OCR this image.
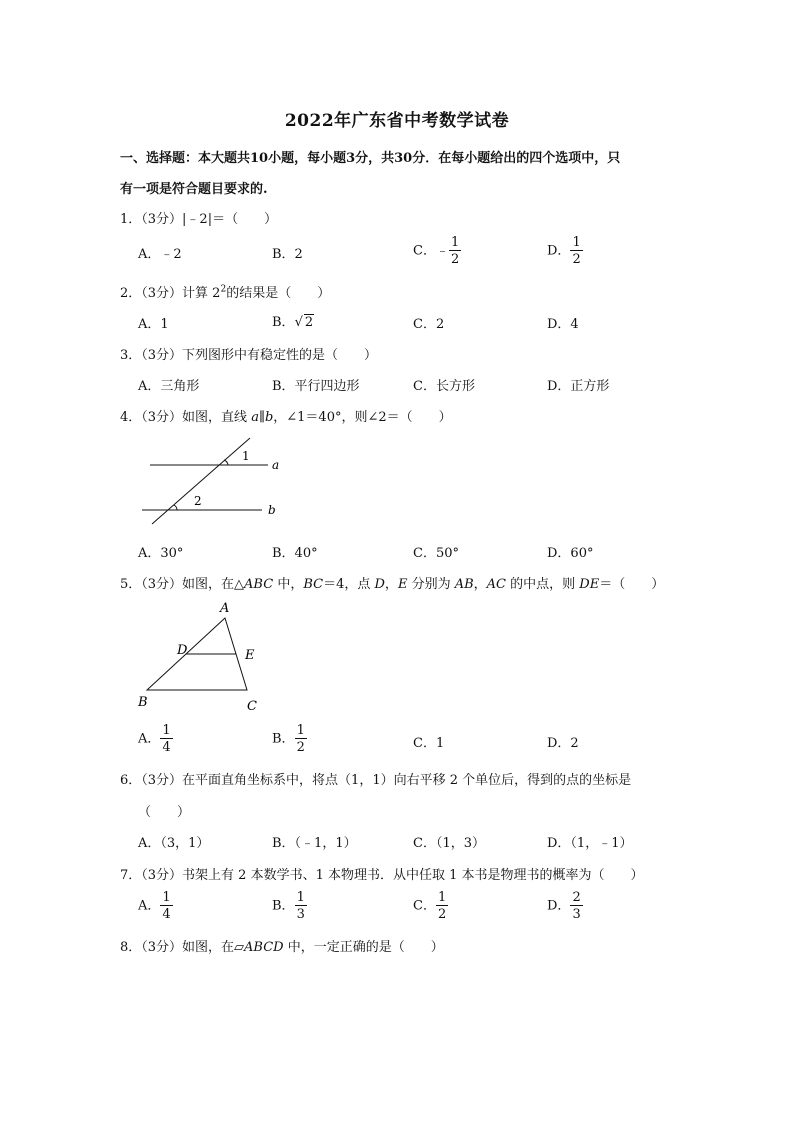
2022年广东省中考数学试卷
一、选择题：本大题共10小题，每小题3分，共30分．在每小题给出的四个选项中，只
有一项是符合题目要求的.
1．（3分）|﹣2|＝（　　）
A．﹣2	B．2	C．﹣ $\frac{1}{2}$	D． $\frac{1}{2}$
2．（3分）计算 $2^2$的结果是（　　）
A．1	B．√ 2	C．2	D．4
3．（3分）下列图形中有稳定性的是（　　）
A．三角形	B．平行四边形	C．长方形	D．正方形
4．（3分）如图，直线 a∥b，∠1＝40°，则∠2＝（　　）
1
2
a
b
A．30°	B．40°	C．50°	D．60°
5．（3分）如图，在△ABC 中，BC＝4，点 D，E 分别为 AB，AC 的中点，则 DE＝（　　）
A
B	C
D	E
A． $\frac{1}{4}$	B． $\frac{1}{2}$	C．1	D．2
6．（3分）在平面直角坐标系中，将点（1，1）向右平移 2 个单位后，得到的点的坐标是
（　　）
A．（3，1）	B．（﹣1，1）	C．（1，3）	D．（1，﹣1）
7．（3分）书架上有 2 本数学书、1 本物理书．从中任取 1 本书是物理书的概率为（　　）
A． $\frac{1}{4}$	B． $\frac{1}{3}$	C． $\frac{1}{2}$	D． $\frac{2}{3}$
8．（3分）如图，在▱ABCD 中，一定正确的是（　　）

# # # # #

= Short problem =
Exactly reproduce the entries above, minus the pictures.

= Completed exercise =
OCR this image.
2022年广东省中考数学试卷
一、选择题：本大题共10小题，每小题3分，共30分．在每小题给出的四个选项中，只
有一项是符合题目要求的.
1．（3分）|﹣2|＝（　　）
A．﹣2	B．2	C．﹣ $\frac{1}{2}$	D． $\frac{1}{2}$
2．（3分）计算 $2^2$的结果是（　　）
A．1	B．√ 2	C．2	D．4
3．（3分）下列图形中有稳定性的是（　　）
A．三角形	B．平行四边形	C．长方形	D．正方形
4．（3分）如图，直线 a∥b，∠1＝40°，则∠2＝（　　）
1
2
a
b
A．30°	B．40°	C．50°	D．60°
5．（3分）如图，在△ABC 中，BC＝4，点 D，E 分别为 AB，AC 的中点，则 DE＝（　　）
A
B	C
D	E
A． $\frac{1}{4}$	B． $\frac{1}{2}$	C．1	D．2
6．（3分）在平面直角坐标系中，将点（1，1）向右平移 2 个单位后，得到的点的坐标是
（　　）
A．（3，1）	B．（﹣1，1）	C．（1，3）	D．（1，﹣1）
7．（3分）书架上有 2 本数学书、1 本物理书．从中任取 1 本书是物理书的概率为（　　）
A． $\frac{1}{4}$	B． $\frac{1}{3}$	C． $\frac{1}{2}$	D． $\frac{2}{3}$
8．（3分）如图，在▱ABCD 中，一定正确的是（　　）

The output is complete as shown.